** EXERCISE AIM **
Tally the lines below that contain the word "document", and give only that number.

** DATA ENTRIES **
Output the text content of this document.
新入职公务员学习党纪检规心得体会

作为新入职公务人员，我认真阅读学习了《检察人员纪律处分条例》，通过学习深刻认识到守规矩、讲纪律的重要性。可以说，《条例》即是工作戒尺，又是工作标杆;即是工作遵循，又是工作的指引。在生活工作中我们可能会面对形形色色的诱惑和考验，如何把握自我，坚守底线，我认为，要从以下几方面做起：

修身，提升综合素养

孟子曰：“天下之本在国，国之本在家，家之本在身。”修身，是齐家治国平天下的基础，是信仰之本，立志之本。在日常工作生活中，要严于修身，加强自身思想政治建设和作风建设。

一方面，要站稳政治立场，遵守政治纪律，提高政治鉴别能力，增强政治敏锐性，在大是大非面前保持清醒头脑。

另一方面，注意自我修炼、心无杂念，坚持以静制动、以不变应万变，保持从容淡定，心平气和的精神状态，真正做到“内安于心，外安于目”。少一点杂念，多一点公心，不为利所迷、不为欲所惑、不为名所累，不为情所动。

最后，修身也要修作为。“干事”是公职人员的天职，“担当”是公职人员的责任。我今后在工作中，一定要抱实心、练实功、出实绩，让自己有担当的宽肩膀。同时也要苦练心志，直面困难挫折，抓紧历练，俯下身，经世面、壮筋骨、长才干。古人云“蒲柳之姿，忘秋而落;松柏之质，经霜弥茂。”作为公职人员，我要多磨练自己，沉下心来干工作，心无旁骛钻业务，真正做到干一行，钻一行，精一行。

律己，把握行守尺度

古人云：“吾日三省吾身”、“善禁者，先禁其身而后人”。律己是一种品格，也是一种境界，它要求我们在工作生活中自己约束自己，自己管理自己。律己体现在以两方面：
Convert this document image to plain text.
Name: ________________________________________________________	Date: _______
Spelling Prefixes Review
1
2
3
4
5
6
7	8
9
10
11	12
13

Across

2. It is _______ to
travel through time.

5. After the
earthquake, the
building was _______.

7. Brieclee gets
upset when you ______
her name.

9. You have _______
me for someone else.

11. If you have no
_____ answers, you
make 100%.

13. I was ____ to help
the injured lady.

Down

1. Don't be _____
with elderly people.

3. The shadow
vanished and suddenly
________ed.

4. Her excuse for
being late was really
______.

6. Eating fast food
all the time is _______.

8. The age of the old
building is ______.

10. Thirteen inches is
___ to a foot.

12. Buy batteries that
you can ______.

** SOLUTION **
2